> Exercise objective
For each statement, say yes or no to whether it agrees with the blog post on tearing down the Bastille, and quote the words of the post that decide it.
1. The writer knows many Trump voters personally.
2. The quoted comment calls the executive orders and the legislative agenda governing by revenge.
3. The writer's day job keeps them from joining the conversations among commenters.

Tearing Down the Bastille

This blog has a lot of very perceptive readers. The fact that my “day job” precludes my weighing in on conversations among commenters doesn’t mean I don’t read what is posted, and I was particularly struck by the following observation, in a comment to last Tuesday’s post on the politics of resentment:

I would describe the executive orders and Congress’ legislative “agenda” (such as it is) so far as governing by revenge. Nothing done or proposed has any constructive elements in it. You’d think they were tearing down the Bastille.

As another commenter remarked, the mob won, and they’re cheering every brick that comes down, even when it lands on them.

I’m certainly aware–as the old academic adage has it–that the plural of anecdote is not data. But the image of “tearing down the Bastille” is eerily consistent with the attitudes of the Trump people I have encountered.

Most of the Trump voters I know personally ( I’m happy to report that I don’t know many–but then, I live in one of those diverse urban bubbles) nurse attitudes that I can only characterize as racist and misogynist. In at least two cases, both older white men, their bigotries were on  display long before Trump emerged. They both were among the fringe crazies who appeared to “lose it” when Obama was elected; it was obvious that they experienced the ascension of a black man to the White House as incomprehensible and deeply disturbing, not to mention a personal affront. (In an email, one of them recently characterized President Obama as a “Fabian socialist progressive.”  I have no idea what that terminology is supposed to mean, and I’m pretty sure he doesn’t either; he just knows that the black guy must be a commie.)

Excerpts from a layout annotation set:

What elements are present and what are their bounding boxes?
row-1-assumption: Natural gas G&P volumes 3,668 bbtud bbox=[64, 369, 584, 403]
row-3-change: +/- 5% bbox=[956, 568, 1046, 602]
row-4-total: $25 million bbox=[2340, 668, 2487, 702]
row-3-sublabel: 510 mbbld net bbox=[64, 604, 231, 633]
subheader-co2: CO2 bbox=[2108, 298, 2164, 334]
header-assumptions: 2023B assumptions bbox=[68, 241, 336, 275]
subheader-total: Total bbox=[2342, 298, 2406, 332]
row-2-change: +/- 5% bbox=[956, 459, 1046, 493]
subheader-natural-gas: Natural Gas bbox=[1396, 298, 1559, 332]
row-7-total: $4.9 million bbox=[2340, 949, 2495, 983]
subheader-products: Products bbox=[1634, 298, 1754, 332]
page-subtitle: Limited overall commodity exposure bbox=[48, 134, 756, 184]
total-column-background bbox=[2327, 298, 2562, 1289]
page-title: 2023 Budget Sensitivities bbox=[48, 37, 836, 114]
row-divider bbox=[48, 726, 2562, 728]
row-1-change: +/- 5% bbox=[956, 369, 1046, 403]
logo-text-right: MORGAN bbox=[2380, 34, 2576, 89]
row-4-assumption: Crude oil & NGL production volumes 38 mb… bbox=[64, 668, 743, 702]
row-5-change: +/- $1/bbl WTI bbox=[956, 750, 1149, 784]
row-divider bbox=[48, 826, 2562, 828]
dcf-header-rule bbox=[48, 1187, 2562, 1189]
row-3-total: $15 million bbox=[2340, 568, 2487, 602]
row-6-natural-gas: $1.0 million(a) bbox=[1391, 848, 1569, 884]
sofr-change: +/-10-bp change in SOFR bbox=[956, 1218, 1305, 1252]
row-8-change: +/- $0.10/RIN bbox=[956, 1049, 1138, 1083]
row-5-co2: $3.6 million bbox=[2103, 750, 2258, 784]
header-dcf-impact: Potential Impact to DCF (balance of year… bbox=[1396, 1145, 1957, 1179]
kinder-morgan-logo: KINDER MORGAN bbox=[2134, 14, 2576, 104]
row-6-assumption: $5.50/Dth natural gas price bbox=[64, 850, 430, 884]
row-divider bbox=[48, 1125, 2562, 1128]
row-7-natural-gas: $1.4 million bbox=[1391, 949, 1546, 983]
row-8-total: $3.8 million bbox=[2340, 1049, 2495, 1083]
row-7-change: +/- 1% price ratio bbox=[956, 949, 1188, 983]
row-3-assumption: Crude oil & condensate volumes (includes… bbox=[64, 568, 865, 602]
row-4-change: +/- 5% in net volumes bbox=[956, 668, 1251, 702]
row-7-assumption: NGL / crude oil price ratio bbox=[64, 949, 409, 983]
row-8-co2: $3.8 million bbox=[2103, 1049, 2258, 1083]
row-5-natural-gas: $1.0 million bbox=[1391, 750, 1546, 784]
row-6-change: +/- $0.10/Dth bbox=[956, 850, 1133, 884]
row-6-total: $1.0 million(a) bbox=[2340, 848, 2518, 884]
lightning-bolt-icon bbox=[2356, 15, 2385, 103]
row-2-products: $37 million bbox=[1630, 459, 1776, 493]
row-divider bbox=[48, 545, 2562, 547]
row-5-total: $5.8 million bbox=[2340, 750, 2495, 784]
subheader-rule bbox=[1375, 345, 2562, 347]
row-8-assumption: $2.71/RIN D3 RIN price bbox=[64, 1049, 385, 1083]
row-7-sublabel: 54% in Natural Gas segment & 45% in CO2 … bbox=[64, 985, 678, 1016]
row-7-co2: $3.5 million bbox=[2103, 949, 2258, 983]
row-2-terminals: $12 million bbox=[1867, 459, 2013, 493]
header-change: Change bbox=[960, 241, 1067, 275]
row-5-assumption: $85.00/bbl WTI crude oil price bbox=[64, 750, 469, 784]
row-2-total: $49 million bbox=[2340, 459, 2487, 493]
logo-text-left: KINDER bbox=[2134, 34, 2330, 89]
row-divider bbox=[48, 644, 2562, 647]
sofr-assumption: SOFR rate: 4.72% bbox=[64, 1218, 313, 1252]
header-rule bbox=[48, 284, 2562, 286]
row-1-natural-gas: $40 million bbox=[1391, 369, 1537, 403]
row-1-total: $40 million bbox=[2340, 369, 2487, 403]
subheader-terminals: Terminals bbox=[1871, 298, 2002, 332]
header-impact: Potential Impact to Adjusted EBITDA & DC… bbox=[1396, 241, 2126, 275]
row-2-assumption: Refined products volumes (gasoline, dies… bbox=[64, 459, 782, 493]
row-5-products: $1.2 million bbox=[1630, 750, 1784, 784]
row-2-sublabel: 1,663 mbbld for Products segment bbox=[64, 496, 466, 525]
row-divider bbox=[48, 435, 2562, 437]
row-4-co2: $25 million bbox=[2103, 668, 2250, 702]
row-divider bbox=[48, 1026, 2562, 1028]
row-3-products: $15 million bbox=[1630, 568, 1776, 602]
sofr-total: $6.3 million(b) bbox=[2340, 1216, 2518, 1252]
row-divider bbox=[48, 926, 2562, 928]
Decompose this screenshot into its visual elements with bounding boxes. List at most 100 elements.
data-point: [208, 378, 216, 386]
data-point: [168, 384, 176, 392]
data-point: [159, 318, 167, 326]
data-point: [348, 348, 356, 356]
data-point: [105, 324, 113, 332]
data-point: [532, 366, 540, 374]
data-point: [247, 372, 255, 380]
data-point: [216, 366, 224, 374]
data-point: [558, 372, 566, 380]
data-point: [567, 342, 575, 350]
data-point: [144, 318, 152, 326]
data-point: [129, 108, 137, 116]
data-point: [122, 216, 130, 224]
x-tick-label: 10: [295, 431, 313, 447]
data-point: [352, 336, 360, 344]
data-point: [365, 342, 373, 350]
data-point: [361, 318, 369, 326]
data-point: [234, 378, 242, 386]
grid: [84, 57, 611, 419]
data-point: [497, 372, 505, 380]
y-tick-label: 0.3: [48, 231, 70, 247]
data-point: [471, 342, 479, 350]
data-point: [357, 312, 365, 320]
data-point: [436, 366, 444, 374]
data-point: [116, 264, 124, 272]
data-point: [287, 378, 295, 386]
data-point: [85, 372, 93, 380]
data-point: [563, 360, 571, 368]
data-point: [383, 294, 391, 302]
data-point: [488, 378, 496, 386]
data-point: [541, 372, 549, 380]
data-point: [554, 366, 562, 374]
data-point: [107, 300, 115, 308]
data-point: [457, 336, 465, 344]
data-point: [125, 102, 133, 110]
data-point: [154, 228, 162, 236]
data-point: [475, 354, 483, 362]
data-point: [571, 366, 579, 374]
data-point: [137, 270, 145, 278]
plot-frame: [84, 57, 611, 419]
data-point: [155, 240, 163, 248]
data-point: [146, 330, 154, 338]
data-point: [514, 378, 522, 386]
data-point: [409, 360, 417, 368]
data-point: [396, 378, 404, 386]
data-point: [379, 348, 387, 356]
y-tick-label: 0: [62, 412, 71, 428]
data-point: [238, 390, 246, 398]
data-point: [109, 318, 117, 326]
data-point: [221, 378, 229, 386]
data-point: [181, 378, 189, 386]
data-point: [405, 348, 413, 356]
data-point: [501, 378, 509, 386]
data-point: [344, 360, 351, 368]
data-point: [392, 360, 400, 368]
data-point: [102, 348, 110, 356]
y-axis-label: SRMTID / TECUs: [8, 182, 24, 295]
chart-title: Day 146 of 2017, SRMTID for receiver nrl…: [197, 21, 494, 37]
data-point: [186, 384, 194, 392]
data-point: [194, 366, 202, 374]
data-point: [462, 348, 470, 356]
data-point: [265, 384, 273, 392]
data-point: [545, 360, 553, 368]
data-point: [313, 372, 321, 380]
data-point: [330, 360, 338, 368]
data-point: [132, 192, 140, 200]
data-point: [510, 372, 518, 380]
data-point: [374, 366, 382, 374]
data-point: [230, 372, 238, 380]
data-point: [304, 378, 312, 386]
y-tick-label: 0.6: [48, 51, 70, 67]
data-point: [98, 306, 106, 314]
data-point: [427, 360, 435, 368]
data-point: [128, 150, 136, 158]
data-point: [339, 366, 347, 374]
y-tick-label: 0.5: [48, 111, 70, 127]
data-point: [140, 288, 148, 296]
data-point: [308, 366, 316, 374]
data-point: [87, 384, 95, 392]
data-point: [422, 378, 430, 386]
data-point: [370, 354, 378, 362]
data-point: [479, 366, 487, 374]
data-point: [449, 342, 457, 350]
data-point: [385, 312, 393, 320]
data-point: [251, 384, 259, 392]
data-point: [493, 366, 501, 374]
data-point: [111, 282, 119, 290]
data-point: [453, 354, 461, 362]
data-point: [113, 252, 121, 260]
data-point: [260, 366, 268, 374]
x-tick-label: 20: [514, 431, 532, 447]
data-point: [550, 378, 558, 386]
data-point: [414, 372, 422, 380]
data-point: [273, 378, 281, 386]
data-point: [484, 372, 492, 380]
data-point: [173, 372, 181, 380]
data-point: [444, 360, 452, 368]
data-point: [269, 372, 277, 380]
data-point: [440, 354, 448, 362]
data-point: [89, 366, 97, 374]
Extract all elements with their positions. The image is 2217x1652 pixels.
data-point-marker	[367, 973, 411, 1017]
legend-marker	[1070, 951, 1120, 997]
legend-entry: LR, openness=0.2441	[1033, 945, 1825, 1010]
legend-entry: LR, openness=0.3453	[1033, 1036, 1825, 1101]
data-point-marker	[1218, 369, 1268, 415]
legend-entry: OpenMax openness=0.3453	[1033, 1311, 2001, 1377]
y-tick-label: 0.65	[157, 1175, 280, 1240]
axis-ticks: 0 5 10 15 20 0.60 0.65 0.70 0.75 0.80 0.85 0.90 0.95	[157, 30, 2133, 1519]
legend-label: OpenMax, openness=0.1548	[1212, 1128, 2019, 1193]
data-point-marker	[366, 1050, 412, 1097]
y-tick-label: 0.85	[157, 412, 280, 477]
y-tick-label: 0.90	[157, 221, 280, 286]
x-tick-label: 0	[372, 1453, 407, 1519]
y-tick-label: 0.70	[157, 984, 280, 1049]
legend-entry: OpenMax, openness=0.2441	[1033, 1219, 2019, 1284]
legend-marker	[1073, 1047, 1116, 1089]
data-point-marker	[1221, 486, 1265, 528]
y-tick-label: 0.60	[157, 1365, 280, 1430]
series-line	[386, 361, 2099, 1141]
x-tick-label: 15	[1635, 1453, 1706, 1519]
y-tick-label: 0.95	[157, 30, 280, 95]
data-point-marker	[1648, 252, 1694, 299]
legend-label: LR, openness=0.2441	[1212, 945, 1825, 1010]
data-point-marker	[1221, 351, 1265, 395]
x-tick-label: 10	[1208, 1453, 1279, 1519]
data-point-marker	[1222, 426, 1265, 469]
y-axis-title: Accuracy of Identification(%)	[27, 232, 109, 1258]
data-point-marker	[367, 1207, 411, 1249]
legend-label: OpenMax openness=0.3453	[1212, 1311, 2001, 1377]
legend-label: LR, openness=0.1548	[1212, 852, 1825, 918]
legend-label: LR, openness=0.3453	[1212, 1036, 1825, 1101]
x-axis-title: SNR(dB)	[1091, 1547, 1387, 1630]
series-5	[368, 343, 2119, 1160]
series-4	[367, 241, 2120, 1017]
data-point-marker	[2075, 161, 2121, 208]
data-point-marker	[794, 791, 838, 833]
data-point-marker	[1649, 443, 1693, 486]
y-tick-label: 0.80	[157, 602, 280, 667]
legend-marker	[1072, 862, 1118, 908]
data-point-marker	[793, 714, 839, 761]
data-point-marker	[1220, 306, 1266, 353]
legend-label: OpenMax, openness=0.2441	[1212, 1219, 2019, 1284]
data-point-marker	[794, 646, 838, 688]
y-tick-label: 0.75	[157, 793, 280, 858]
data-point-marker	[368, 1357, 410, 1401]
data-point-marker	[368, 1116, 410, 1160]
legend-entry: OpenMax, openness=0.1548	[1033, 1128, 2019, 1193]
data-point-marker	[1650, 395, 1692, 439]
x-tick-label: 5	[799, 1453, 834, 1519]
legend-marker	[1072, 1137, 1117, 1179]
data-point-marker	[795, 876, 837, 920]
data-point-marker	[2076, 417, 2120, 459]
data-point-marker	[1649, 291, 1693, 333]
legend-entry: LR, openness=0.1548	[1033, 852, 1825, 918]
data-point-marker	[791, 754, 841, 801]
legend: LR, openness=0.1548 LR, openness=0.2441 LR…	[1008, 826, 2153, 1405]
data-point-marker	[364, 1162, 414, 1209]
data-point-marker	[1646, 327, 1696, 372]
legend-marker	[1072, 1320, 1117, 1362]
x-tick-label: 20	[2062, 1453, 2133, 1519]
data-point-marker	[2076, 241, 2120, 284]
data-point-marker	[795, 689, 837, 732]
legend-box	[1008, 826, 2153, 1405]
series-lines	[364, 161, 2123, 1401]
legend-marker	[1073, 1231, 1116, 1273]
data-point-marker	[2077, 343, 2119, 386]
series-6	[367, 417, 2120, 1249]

> Exercise response
1. No: "I’m happy to report that I don’t know many"
2. Yes: "I would describe the executive orders and Congress’ legislative “agenda” (such as it is) so far as governing by revenge."
3. Yes: "my “day job” precludes my weighing in on conversations among commenters"